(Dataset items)
::::::::
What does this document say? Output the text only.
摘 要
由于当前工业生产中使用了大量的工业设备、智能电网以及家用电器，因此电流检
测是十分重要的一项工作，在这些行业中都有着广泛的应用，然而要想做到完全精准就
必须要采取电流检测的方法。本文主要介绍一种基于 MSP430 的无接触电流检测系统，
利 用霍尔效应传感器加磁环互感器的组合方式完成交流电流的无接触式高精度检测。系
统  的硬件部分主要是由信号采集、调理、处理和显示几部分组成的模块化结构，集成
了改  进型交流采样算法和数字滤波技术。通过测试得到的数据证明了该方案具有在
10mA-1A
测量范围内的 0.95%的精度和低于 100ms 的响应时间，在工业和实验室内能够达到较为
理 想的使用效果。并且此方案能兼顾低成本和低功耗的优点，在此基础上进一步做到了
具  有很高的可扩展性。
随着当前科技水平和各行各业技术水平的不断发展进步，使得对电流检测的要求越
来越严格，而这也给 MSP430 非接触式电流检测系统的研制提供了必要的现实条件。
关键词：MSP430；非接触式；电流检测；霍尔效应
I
::::::::
> _EXERCISE DETAILS_
Your task is to repeat each line of the material exactly.

> _RESULT OF THIS TASK_
What does this document say? Output the text only.
摘 要
由于当前工业生产中使用了大量的工业设备、智能电网以及家用电器，因此电流检
测是十分重要的一项工作，在这些行业中都有着广泛的应用，然而要想做到完全精准就
必须要采取电流检测的方法。本文主要介绍一种基于 MSP430 的无接触电流检测系统，
利 用霍尔效应传感器加磁环互感器的组合方式完成交流电流的无接触式高精度检测。系
统  的硬件部分主要是由信号采集、调理、处理和显示几部分组成的模块化结构，集成
了改  进型交流采样算法和数字滤波技术。通过测试得到的数据证明了该方案具有在
10mA-1A
测量范围内的 0.95%的精度和低于 100ms 的响应时间，在工业和实验室内能够达到较为
理 想的使用效果。并且此方案能兼顾低成本和低功耗的优点，在此基础上进一步做到了
具  有很高的可扩展性。
随着当前科技水平和各行各业技术水平的不断发展进步，使得对电流检测的要求越
来越严格，而这也给 MSP430 非接触式电流检测系统的研制提供了必要的现实条件。
关键词：MSP430；非接触式；电流检测；霍尔效应
I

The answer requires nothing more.